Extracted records
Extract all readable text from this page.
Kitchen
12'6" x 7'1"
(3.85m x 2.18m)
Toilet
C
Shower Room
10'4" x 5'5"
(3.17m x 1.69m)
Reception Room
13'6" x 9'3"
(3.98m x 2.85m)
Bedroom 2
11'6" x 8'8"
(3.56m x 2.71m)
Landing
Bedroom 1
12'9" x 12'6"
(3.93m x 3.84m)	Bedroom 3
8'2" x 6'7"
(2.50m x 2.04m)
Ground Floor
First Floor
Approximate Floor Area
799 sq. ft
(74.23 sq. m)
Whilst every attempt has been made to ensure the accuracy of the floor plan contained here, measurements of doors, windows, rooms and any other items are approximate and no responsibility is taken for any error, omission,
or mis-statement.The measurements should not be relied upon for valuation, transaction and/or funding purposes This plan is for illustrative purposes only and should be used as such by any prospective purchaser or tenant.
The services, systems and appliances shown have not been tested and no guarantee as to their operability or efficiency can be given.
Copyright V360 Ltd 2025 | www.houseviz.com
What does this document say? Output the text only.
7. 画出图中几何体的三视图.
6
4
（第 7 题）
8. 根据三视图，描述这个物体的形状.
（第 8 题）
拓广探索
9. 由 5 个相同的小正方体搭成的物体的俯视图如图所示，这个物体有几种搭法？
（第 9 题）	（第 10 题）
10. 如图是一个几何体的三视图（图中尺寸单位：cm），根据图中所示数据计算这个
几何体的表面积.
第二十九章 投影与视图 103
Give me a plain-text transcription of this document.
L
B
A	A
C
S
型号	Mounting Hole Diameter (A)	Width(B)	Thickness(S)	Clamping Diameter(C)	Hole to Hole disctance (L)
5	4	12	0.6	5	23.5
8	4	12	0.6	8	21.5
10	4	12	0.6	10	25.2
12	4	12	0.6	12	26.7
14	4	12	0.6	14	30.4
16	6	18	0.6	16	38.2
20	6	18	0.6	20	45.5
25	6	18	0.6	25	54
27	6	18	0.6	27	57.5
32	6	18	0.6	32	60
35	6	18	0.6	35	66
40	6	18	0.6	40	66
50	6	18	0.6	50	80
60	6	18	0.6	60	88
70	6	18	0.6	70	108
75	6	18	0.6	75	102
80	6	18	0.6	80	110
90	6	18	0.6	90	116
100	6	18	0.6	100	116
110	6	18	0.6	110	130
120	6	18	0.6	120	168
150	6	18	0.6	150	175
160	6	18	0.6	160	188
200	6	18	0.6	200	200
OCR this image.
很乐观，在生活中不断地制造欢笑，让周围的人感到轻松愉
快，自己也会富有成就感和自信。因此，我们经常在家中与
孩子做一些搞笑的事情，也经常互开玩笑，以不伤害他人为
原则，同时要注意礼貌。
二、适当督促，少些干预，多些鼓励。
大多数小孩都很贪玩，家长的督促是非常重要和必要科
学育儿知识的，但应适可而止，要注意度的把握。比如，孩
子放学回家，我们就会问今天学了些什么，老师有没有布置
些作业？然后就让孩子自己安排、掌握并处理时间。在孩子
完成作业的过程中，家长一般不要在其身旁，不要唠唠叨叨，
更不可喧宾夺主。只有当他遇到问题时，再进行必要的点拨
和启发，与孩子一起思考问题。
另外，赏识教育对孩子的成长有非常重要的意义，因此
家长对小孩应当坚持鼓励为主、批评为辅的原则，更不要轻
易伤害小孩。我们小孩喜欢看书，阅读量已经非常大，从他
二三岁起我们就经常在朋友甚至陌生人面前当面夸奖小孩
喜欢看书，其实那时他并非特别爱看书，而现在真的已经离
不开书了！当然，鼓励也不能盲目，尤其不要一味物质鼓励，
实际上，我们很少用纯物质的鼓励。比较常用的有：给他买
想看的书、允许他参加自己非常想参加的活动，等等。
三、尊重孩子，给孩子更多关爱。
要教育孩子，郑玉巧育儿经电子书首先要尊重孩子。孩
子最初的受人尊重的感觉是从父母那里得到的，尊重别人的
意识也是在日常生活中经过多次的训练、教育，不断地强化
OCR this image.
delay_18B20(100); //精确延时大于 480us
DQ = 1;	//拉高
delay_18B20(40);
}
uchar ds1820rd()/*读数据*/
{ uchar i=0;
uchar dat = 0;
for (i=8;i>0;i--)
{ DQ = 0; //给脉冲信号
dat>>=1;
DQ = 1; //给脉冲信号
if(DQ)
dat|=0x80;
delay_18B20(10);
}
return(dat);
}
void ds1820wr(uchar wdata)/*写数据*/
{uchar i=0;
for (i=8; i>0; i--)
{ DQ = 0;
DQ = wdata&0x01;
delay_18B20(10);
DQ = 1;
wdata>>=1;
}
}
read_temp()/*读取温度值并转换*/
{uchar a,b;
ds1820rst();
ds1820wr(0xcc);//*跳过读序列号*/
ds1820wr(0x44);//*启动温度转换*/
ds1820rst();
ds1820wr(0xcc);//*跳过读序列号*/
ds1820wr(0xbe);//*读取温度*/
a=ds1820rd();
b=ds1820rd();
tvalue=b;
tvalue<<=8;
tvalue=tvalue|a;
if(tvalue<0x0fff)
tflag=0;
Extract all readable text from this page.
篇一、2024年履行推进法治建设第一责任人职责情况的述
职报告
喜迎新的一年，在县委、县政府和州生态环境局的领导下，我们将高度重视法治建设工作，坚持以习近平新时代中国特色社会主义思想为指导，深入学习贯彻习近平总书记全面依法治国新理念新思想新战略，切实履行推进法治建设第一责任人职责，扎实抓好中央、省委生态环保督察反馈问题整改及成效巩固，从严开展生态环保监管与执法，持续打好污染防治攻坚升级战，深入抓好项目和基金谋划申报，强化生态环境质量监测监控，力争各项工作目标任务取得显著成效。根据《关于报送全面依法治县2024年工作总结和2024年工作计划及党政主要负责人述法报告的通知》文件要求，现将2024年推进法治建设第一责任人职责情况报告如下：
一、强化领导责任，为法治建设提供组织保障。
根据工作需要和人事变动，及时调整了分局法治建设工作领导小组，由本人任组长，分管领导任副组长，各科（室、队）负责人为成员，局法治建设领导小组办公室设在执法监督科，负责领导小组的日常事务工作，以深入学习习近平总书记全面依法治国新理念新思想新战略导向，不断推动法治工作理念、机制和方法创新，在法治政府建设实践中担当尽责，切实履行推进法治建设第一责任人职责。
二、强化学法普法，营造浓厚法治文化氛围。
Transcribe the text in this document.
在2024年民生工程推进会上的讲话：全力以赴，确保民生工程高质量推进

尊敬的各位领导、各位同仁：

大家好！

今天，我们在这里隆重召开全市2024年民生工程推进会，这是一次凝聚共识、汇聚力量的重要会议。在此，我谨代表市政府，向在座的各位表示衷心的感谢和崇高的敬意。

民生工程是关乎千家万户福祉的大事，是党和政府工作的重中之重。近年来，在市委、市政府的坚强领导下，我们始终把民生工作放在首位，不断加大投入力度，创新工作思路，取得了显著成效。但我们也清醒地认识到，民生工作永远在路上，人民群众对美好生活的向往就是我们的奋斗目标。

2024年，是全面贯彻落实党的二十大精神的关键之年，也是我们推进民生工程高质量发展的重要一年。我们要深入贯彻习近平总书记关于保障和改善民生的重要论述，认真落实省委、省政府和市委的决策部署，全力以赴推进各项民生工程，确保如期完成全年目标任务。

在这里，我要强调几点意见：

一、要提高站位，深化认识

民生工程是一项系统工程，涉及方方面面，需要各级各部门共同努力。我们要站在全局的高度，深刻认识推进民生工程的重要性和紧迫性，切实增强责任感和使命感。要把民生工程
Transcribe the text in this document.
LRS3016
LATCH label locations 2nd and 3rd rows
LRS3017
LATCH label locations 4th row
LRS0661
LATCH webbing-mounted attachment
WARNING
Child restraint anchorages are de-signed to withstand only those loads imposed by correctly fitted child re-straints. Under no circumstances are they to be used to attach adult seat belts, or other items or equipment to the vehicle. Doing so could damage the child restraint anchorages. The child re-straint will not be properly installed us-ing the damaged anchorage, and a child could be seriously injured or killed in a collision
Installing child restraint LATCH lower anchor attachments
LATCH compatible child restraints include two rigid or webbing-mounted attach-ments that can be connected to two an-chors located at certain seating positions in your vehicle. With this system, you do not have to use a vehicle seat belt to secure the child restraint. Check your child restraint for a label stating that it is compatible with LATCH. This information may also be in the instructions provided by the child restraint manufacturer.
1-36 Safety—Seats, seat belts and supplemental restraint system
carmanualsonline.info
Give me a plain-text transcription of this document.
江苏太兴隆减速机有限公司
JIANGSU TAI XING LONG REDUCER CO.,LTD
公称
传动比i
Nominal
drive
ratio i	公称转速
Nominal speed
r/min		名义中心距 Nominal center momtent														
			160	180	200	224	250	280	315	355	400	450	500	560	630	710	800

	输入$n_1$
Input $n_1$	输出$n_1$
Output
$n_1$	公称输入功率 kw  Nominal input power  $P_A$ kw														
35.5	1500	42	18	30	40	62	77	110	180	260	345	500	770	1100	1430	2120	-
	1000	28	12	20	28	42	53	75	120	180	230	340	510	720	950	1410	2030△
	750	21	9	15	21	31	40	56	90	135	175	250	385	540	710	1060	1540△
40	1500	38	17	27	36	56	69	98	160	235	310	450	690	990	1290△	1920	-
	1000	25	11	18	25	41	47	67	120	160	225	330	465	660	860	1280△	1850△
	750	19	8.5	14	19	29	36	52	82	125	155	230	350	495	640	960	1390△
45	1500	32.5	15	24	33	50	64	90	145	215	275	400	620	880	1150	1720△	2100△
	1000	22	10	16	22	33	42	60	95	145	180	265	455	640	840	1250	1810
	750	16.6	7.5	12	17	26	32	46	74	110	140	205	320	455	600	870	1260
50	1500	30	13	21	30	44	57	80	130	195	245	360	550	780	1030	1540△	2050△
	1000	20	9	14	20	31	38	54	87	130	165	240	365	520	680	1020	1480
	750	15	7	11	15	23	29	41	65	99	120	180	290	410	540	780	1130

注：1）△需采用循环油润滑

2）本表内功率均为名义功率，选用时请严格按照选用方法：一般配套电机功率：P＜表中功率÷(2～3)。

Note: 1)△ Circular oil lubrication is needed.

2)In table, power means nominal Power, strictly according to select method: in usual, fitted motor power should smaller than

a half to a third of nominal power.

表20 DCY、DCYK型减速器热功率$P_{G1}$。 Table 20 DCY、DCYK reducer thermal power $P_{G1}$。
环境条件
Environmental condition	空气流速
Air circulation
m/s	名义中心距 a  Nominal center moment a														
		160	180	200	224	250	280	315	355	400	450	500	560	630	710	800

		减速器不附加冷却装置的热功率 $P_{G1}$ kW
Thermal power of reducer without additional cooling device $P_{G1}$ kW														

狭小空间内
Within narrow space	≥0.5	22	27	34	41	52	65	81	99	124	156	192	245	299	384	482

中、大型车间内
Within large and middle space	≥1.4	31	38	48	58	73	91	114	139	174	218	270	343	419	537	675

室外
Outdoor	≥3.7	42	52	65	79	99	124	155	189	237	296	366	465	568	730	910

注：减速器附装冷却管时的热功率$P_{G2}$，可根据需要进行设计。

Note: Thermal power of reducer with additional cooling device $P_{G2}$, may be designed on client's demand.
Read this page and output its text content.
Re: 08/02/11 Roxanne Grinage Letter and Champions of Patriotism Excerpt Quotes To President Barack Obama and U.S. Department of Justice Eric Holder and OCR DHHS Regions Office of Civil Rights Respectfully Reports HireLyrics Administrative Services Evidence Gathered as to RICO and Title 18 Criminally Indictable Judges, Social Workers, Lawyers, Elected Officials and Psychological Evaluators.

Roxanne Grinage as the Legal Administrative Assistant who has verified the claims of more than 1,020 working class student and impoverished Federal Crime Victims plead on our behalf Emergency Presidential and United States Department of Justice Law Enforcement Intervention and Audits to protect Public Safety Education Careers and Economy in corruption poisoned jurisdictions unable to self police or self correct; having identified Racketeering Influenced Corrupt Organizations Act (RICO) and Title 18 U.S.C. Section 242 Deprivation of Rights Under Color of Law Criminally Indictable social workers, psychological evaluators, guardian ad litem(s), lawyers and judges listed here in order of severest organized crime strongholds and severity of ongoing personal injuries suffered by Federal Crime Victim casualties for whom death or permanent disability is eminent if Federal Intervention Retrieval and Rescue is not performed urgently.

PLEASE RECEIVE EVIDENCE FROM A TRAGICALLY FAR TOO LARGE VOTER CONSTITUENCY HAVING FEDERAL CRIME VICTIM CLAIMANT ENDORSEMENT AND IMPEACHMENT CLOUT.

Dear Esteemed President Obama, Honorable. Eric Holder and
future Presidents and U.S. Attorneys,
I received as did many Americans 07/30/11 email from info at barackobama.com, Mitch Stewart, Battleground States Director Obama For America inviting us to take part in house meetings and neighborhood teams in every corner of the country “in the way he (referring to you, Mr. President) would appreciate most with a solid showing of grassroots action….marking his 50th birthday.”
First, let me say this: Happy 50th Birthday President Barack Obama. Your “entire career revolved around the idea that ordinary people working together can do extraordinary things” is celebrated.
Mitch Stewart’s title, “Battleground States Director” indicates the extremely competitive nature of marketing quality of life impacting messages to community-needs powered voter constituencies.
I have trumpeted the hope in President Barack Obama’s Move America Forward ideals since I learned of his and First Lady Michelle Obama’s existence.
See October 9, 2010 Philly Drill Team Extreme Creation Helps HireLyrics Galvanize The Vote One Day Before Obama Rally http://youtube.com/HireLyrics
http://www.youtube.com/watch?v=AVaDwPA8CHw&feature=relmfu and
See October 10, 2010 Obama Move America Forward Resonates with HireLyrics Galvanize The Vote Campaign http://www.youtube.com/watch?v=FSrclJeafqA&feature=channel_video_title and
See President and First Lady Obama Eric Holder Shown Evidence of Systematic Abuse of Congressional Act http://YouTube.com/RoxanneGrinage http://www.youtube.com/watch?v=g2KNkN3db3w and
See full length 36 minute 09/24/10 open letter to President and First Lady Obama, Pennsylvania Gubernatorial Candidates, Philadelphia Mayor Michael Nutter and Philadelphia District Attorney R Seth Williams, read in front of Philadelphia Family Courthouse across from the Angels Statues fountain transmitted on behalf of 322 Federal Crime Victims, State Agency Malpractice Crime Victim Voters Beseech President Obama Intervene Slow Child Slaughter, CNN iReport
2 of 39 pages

-- Given task --
Find each line in the records holding the string "Note" and show it.

-- Solution to this exercise --
Note: 1)△ Circular oil lubrication is needed.
Note: Thermal power of reducer with additional cooling device $P_{G2}$, may be designed on client's demand.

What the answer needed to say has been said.